[What is needed]
Among the lines of the material, copy those that hold the string "with".

[Data to process]
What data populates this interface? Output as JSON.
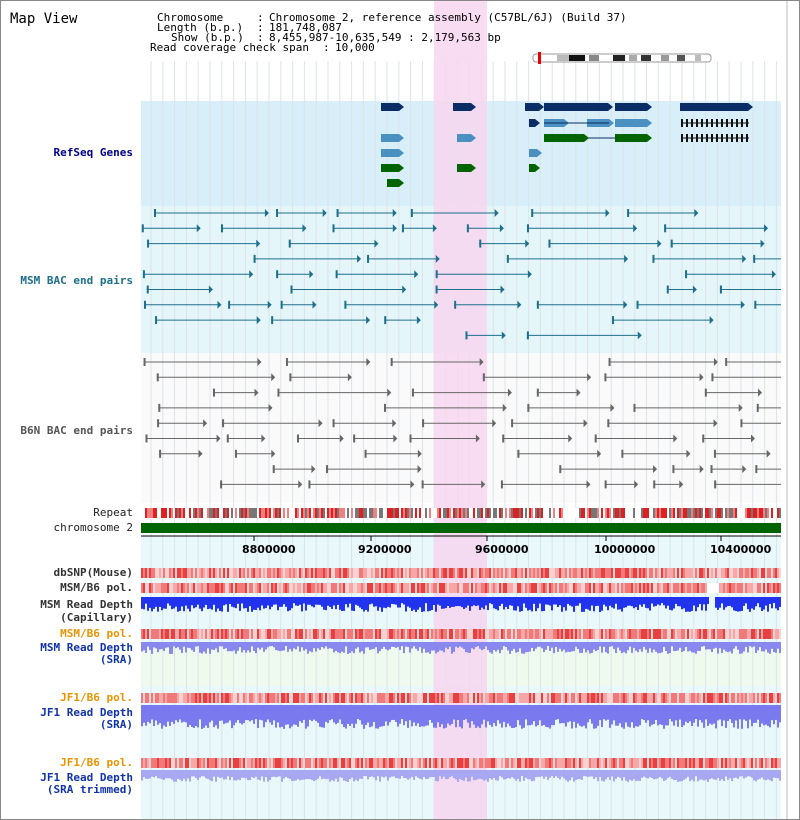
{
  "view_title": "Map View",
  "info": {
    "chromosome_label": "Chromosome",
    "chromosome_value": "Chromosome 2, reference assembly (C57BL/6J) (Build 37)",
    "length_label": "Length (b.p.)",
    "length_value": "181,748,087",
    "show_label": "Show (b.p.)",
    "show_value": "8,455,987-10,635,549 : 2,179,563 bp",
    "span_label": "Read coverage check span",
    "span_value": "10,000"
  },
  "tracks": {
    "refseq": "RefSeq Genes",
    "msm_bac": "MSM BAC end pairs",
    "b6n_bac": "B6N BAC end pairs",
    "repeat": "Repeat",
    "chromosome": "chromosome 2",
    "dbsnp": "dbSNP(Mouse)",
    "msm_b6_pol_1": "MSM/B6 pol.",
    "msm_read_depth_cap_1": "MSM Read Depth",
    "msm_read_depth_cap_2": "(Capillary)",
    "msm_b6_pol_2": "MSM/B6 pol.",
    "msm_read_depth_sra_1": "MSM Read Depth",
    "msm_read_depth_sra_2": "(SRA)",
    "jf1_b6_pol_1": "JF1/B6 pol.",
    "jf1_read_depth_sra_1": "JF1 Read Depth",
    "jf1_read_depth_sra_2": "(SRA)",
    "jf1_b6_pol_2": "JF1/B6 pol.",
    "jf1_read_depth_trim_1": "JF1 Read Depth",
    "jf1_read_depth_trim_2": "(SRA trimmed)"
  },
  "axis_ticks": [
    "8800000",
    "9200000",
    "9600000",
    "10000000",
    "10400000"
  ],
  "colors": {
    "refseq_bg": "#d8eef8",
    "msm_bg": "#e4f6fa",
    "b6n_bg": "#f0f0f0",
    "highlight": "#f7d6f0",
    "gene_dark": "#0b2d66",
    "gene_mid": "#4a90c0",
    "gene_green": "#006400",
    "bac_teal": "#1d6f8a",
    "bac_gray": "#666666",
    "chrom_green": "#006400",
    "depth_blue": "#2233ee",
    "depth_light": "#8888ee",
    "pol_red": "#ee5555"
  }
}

==

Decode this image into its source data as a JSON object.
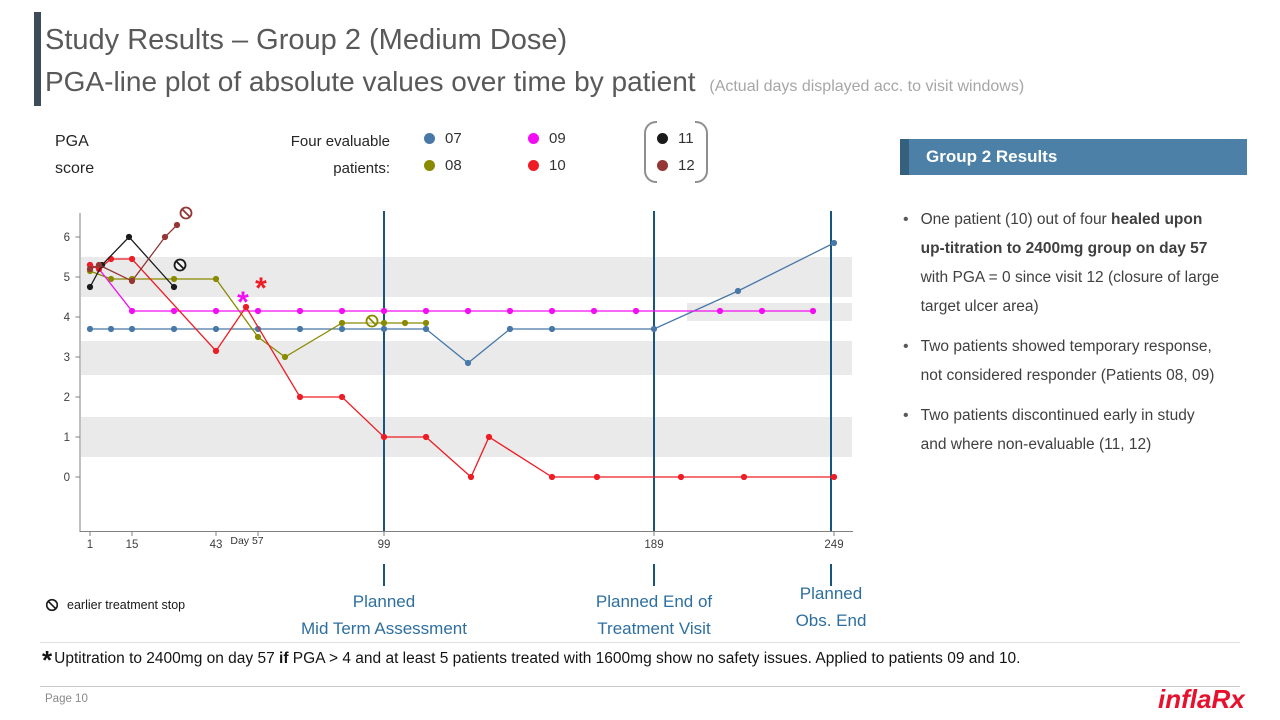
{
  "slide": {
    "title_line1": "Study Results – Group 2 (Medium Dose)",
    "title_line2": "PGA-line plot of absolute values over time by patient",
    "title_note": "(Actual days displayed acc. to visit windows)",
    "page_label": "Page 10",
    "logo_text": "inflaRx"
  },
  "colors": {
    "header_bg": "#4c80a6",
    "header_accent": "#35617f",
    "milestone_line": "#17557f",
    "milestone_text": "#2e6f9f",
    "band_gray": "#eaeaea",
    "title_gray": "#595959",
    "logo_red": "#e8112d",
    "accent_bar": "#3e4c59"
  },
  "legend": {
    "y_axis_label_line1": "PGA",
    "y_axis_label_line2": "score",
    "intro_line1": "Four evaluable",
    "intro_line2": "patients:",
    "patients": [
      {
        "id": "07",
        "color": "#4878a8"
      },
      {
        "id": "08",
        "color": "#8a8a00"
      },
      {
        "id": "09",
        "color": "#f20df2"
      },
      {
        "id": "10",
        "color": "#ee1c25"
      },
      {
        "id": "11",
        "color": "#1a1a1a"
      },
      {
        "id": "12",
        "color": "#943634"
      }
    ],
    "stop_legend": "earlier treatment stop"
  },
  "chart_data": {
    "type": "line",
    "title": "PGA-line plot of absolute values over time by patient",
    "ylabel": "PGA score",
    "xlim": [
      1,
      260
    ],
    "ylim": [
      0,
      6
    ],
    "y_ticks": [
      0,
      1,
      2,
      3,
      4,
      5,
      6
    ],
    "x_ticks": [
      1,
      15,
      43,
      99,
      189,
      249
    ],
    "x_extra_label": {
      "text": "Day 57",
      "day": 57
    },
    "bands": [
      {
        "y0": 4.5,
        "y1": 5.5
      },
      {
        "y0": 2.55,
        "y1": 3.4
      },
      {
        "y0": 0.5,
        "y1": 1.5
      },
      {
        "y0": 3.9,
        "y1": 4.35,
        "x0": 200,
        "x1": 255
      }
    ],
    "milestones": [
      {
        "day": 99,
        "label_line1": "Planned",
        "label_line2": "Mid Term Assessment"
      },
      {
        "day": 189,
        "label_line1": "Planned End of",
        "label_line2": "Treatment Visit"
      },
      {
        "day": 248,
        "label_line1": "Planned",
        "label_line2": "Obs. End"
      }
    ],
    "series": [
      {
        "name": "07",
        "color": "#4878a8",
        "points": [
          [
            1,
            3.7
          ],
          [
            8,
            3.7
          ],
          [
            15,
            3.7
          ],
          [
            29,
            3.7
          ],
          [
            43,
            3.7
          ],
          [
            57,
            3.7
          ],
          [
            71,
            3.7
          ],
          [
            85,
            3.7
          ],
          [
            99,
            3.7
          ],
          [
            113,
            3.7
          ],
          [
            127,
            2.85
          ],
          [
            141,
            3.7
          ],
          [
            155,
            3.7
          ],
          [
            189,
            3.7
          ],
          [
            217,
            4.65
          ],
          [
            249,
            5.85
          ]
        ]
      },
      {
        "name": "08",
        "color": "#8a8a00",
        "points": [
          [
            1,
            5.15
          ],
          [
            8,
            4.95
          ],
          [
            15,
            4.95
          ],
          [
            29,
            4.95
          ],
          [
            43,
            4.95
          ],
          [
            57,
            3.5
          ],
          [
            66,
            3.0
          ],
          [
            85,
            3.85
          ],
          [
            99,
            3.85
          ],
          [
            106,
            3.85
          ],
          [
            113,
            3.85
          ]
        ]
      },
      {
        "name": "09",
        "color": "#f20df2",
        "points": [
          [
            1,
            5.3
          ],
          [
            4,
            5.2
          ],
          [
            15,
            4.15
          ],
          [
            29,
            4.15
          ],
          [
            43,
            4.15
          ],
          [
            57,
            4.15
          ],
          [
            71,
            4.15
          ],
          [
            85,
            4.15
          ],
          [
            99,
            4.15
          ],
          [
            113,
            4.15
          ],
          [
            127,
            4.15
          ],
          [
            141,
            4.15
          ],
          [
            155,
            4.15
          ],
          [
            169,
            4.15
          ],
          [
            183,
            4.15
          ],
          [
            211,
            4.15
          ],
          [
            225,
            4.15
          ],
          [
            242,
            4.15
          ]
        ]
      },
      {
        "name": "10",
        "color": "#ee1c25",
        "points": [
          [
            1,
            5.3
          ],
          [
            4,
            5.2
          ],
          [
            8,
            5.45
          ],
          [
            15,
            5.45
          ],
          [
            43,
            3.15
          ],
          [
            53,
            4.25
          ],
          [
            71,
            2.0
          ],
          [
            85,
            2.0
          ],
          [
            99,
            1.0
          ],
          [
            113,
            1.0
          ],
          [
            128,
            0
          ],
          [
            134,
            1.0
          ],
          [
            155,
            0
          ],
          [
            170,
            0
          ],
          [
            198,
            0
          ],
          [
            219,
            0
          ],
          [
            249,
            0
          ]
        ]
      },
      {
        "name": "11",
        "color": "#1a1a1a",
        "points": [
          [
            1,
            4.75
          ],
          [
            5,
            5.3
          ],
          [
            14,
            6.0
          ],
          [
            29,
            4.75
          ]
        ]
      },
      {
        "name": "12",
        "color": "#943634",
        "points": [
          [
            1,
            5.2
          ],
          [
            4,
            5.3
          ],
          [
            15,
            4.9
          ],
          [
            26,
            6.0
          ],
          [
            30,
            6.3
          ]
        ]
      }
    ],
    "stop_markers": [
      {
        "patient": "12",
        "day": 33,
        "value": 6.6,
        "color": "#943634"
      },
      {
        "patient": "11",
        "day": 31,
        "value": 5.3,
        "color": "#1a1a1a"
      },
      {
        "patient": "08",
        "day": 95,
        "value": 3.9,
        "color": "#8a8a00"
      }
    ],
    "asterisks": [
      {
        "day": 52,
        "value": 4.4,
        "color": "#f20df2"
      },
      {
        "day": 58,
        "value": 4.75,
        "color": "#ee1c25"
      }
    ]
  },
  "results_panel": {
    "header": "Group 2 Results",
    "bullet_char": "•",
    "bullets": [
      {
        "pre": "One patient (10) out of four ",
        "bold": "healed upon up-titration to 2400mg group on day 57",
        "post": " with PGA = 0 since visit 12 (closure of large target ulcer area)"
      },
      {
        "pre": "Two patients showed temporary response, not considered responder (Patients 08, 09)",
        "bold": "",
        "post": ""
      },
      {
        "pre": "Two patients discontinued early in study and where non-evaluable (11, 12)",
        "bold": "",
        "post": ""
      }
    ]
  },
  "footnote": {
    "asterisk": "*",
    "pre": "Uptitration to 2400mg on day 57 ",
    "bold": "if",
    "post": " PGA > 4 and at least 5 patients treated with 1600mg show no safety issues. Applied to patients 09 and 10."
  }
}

...

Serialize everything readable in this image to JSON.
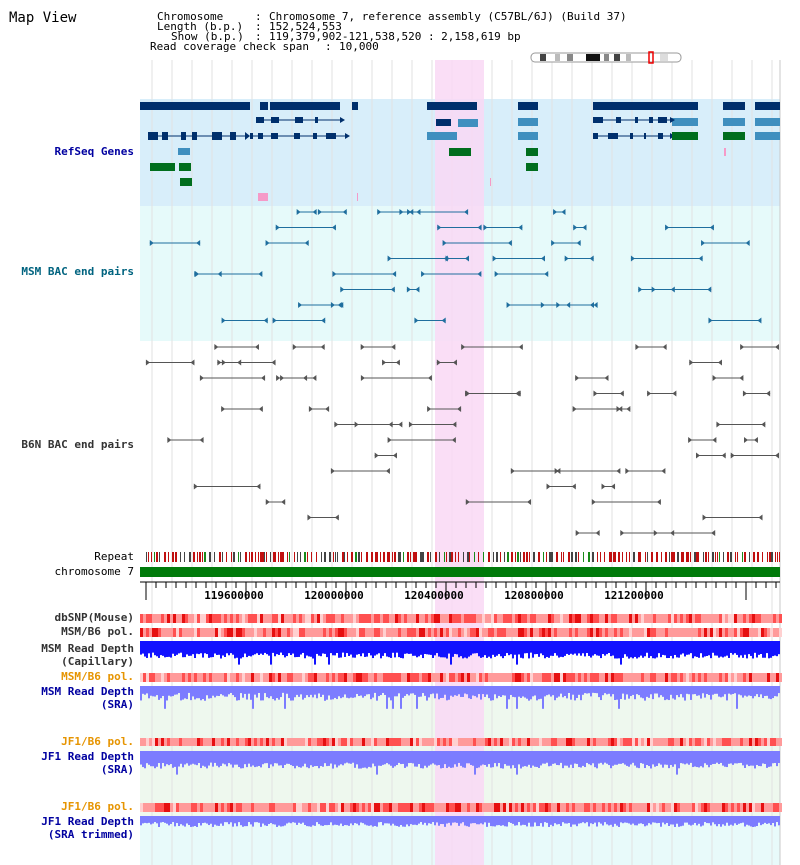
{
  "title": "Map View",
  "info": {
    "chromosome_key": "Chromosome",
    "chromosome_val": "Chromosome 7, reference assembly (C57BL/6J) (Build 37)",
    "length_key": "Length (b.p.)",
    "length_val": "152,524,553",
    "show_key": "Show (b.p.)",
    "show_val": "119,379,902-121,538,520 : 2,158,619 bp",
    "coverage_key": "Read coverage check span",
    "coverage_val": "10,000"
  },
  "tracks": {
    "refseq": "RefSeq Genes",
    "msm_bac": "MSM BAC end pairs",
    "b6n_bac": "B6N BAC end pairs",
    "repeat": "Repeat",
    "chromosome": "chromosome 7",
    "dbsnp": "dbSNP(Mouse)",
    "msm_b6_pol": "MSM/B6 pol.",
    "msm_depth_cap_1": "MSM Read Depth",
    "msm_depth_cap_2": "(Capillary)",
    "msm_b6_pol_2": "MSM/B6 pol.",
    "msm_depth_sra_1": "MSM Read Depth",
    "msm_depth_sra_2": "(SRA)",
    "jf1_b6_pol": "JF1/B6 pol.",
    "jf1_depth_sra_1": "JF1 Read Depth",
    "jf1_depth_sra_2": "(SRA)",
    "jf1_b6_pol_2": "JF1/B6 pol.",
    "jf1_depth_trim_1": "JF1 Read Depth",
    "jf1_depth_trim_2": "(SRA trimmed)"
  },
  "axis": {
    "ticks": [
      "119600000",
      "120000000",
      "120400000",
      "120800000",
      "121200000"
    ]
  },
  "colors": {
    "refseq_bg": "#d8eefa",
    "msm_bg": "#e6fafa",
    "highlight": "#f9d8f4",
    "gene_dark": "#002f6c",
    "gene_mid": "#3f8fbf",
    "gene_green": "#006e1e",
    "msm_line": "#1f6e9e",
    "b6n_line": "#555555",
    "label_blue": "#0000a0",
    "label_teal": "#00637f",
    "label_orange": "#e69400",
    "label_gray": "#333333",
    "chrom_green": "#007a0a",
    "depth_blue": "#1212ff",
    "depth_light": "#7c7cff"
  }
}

[Written solution]
        "post": " with PGA = 0 since visit 12 (closure of large target ulcer area)"
    "post": " PGA > 4 and at least 5 patients treated with 1600mg show no safety issues. Applied to patients 09 and 10."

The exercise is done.